--- start of PROVIDED MATERIAL ---

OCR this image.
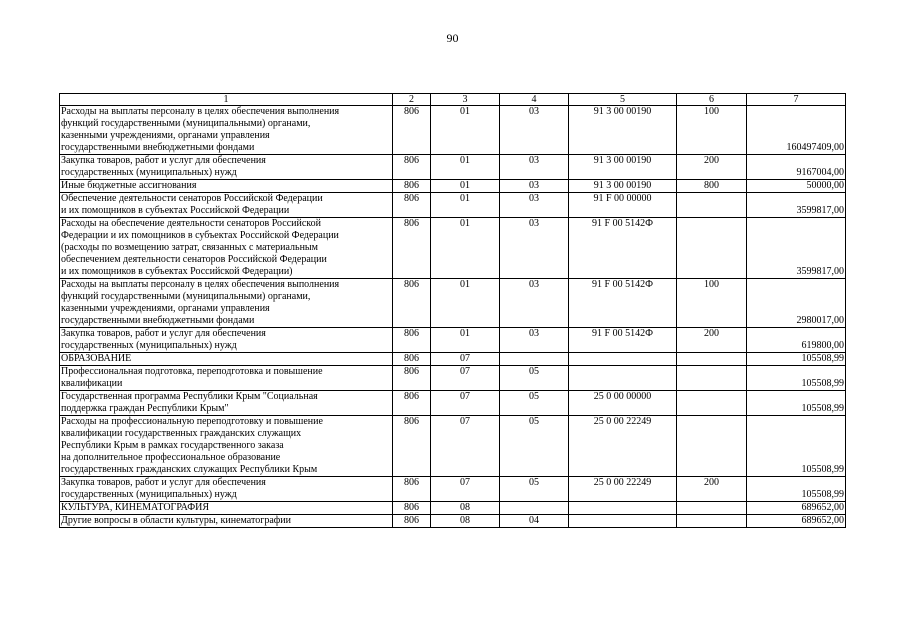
90
1	2	3	4	5	6	7
Расходы на выплаты персоналу в целях обеспечения выполнения
функций государственными (муниципальными) органами,
казенными учреждениями, органами управления
государственными внебюджетными фондами	806	01	03	91 3 00 00190	100	160497409,00
Закупка товаров, работ и услуг для обеспечения
государственных (муниципальных) нужд	806	01	03	91 3 00 00190	200	9167004,00
Иные бюджетные ассигнования	806	01	03	91 3 00 00190	800	50000,00
Обеспечение деятельности сенаторов Российской Федерации
и их помощников в субъектах Российской Федерации	806	01	03	91 F 00 00000		3599817,00
Расходы на обеспечение деятельности сенаторов Российской
Федерации и их помощников в субъектах Российской Федерации
(расходы по возмещению затрат, связанных с материальным
обеспечением деятельности сенаторов Российской Федерации
и их помощников в субъектах Российской Федерации)	806	01	03	91 F 00 5142Ф		3599817,00
Расходы на выплаты персоналу в целях обеспечения выполнения
функций государственными (муниципальными) органами,
казенными учреждениями, органами управления
государственными внебюджетными фондами	806	01	03	91 F 00 5142Ф	100	2980017,00
Закупка товаров, работ и услуг для обеспечения
государственных (муниципальных) нужд	806	01	03	91 F 00 5142Ф	200	619800,00
ОБРАЗОВАНИЕ	806	07				105508,99
Профессиональная подготовка, переподготовка и повышение
квалификации	806	07	05			105508,99
Государственная программа Республики Крым "Социальная
поддержка граждан Республики Крым"	806	07	05	25 0 00 00000		105508,99
Расходы на профессиональную переподготовку и повышение
квалификации государственных гражданских служащих
Республики Крым в рамках государственного заказа
на дополнительное профессиональное образование
государственных гражданских служащих Республики Крым	806	07	05	25 0 00 22249		105508,99
Закупка товаров, работ и услуг для обеспечения
государственных (муниципальных) нужд	806	07	05	25 0 00 22249	200	105508,99
КУЛЬТУРА, КИНЕМАТОГРАФИЯ	806	08				689652,00
Другие вопросы в области культуры, кинематографии	806	08	04			689652,00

--- end of PROVIDED MATERIAL ---

-- EXERCISE --
All records should be output exactly, with the pictures left out.

-- THE RESPONSE --
OCR this image.
90
1	2	3	4	5	6	7
Расходы на выплаты персоналу в целях обеспечения выполнения
функций государственными (муниципальными) органами,
казенными учреждениями, органами управления
государственными внебюджетными фондами	806	01	03	91 3 00 00190	100	160497409,00
Закупка товаров, работ и услуг для обеспечения
государственных (муниципальных) нужд	806	01	03	91 3 00 00190	200	9167004,00
Иные бюджетные ассигнования	806	01	03	91 3 00 00190	800	50000,00
Обеспечение деятельности сенаторов Российской Федерации
и их помощников в субъектах Российской Федерации	806	01	03	91 F 00 00000		3599817,00
Расходы на обеспечение деятельности сенаторов Российской
Федерации и их помощников в субъектах Российской Федерации
(расходы по возмещению затрат, связанных с материальным
обеспечением деятельности сенаторов Российской Федерации
и их помощников в субъектах Российской Федерации)	806	01	03	91 F 00 5142Ф		3599817,00
Расходы на выплаты персоналу в целях обеспечения выполнения
функций государственными (муниципальными) органами,
казенными учреждениями, органами управления
государственными внебюджетными фондами	806	01	03	91 F 00 5142Ф	100	2980017,00
Закупка товаров, работ и услуг для обеспечения
государственных (муниципальных) нужд	806	01	03	91 F 00 5142Ф	200	619800,00
ОБРАЗОВАНИЕ	806	07				105508,99
Профессиональная подготовка, переподготовка и повышение
квалификации	806	07	05			105508,99
Государственная программа Республики Крым "Социальная
поддержка граждан Республики Крым"	806	07	05	25 0 00 00000		105508,99
Расходы на профессиональную переподготовку и повышение
квалификации государственных гражданских служащих
Республики Крым в рамках государственного заказа
на дополнительное профессиональное образование
государственных гражданских служащих Республики Крым	806	07	05	25 0 00 22249		105508,99
Закупка товаров, работ и услуг для обеспечения
государственных (муниципальных) нужд	806	07	05	25 0 00 22249	200	105508,99
КУЛЬТУРА, КИНЕМАТОГРАФИЯ	806	08				689652,00
Другие вопросы в области культуры, кинематографии	806	08	04			689652,00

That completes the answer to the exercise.